■ RAW RECORDS:
****

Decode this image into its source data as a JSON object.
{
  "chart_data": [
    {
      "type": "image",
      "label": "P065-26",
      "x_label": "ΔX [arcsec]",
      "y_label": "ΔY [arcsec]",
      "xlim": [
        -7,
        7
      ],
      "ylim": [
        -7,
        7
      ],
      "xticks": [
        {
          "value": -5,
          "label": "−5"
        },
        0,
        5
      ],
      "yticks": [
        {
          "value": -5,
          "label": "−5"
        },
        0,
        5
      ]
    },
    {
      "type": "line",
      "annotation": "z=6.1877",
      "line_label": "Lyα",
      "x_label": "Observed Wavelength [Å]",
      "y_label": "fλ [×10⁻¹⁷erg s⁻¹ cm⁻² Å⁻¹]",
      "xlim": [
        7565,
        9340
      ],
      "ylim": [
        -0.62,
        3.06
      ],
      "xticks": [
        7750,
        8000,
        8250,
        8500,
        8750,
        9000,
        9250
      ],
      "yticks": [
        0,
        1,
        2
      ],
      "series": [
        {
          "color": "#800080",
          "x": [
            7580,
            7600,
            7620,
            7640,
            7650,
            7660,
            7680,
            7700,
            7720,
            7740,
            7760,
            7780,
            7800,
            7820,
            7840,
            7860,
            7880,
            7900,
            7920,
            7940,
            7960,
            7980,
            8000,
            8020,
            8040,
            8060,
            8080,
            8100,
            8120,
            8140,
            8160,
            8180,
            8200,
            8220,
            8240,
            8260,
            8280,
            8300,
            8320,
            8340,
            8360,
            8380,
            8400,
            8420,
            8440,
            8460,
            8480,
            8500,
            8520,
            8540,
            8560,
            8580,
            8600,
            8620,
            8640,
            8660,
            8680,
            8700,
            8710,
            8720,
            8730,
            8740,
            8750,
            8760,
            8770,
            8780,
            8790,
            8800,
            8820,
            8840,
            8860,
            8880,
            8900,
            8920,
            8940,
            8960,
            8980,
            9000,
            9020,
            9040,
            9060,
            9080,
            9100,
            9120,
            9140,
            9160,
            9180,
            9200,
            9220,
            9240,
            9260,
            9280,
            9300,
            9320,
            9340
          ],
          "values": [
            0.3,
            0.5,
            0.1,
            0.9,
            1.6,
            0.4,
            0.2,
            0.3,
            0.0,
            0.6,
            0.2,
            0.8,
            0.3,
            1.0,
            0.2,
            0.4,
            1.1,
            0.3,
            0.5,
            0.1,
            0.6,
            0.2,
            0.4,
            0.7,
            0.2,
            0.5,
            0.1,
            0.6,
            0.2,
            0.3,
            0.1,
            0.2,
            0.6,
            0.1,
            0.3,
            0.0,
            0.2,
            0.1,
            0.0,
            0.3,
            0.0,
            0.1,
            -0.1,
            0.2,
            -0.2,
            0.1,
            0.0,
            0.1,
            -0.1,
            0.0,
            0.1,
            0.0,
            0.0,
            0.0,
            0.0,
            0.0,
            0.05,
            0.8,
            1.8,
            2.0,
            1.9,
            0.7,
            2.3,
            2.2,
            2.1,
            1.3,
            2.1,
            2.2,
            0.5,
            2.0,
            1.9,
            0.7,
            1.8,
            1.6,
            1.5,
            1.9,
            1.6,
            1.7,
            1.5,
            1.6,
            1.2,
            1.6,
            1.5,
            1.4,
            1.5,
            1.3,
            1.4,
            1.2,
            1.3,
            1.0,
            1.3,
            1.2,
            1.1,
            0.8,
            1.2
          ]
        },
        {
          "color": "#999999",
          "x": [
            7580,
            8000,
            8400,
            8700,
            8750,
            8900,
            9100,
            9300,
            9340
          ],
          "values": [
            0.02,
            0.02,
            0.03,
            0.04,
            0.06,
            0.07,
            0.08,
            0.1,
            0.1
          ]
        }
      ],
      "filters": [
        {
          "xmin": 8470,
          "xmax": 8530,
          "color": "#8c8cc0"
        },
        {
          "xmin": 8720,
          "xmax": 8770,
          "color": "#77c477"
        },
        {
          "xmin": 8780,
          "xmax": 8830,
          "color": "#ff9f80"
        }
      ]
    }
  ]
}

****

■ TO DO: Quote each line of the data above exactly as written.

■ ANSWER TO THIS PROBLEM:
Decode this image into its source data as a JSON object.
{
  "chart_data": [
    {
      "type": "image",
      "label": "P065-26",
      "x_label": "ΔX [arcsec]",
      "y_label": "ΔY [arcsec]",
      "xlim": [
        -7,
        7
      ],
      "ylim": [
        -7,
        7
      ],
      "xticks": [
        {
          "value": -5,
          "label": "−5"
        },
        0,
        5
      ],
      "yticks": [
        {
          "value": -5,
          "label": "−5"
        },
        0,
        5
      ]
    },
    {
      "type": "line",
      "annotation": "z=6.1877",
      "line_label": "Lyα",
      "x_label": "Observed Wavelength [Å]",
      "y_label": "fλ [×10⁻¹⁷erg s⁻¹ cm⁻² Å⁻¹]",
      "xlim": [
        7565,
        9340
      ],
      "ylim": [
        -0.62,
        3.06
      ],
      "xticks": [
        7750,
        8000,
        8250,
        8500,
        8750,
        9000,
        9250
      ],
      "yticks": [
        0,
        1,
        2
      ],
      "series": [
        {
          "color": "#800080",
          "x": [
            7580,
            7600,
            7620,
            7640,
            7650,
            7660,
            7680,
            7700,
            7720,
            7740,
            7760,
            7780,
            7800,
            7820,
            7840,
            7860,
            7880,
            7900,
            7920,
            7940,
            7960,
            7980,
            8000,
            8020,
            8040,
            8060,
            8080,
            8100,
            8120,
            8140,
            8160,
            8180,
            8200,
            8220,
            8240,
            8260,
            8280,
            8300,
            8320,
            8340,
            8360,
            8380,
            8400,
            8420,
            8440,
            8460,
            8480,
            8500,
            8520,
            8540,
            8560,
            8580,
            8600,
            8620,
            8640,
            8660,
            8680,
            8700,
            8710,
            8720,
            8730,
            8740,
            8750,
            8760,
            8770,
            8780,
            8790,
            8800,
            8820,
            8840,
            8860,
            8880,
            8900,
            8920,
            8940,
            8960,
            8980,
            9000,
            9020,
            9040,
            9060,
            9080,
            9100,
            9120,
            9140,
            9160,
            9180,
            9200,
            9220,
            9240,
            9260,
            9280,
            9300,
            9320,
            9340
          ],
          "values": [
            0.3,
            0.5,
            0.1,
            0.9,
            1.6,
            0.4,
            0.2,
            0.3,
            0.0,
            0.6,
            0.2,
            0.8,
            0.3,
            1.0,
            0.2,
            0.4,
            1.1,
            0.3,
            0.5,
            0.1,
            0.6,
            0.2,
            0.4,
            0.7,
            0.2,
            0.5,
            0.1,
            0.6,
            0.2,
            0.3,
            0.1,
            0.2,
            0.6,
            0.1,
            0.3,
            0.0,
            0.2,
            0.1,
            0.0,
            0.3,
            0.0,
            0.1,
            -0.1,
            0.2,
            -0.2,
            0.1,
            0.0,
            0.1,
            -0.1,
            0.0,
            0.1,
            0.0,
            0.0,
            0.0,
            0.0,
            0.0,
            0.05,
            0.8,
            1.8,
            2.0,
            1.9,
            0.7,
            2.3,
            2.2,
            2.1,
            1.3,
            2.1,
            2.2,
            0.5,
            2.0,
            1.9,
            0.7,
            1.8,
            1.6,
            1.5,
            1.9,
            1.6,
            1.7,
            1.5,
            1.6,
            1.2,
            1.6,
            1.5,
            1.4,
            1.5,
            1.3,
            1.4,
            1.2,
            1.3,
            1.0,
            1.3,
            1.2,
            1.1,
            0.8,
            1.2
          ]
        },
        {
          "color": "#999999",
          "x": [
            7580,
            8000,
            8400,
            8700,
            8750,
            8900,
            9100,
            9300,
            9340
          ],
          "values": [
            0.02,
            0.02,
            0.03,
            0.04,
            0.06,
            0.07,
            0.08,
            0.1,
            0.1
          ]
        }
      ],
      "filters": [
        {
          "xmin": 8470,
          "xmax": 8530,
          "color": "#8c8cc0"
        },
        {
          "xmin": 8720,
          "xmax": 8770,
          "color": "#77c477"
        },
        {
          "xmin": 8780,
          "xmax": 8830,
          "color": "#ff9f80"
        }
      ]
    }
  ]
}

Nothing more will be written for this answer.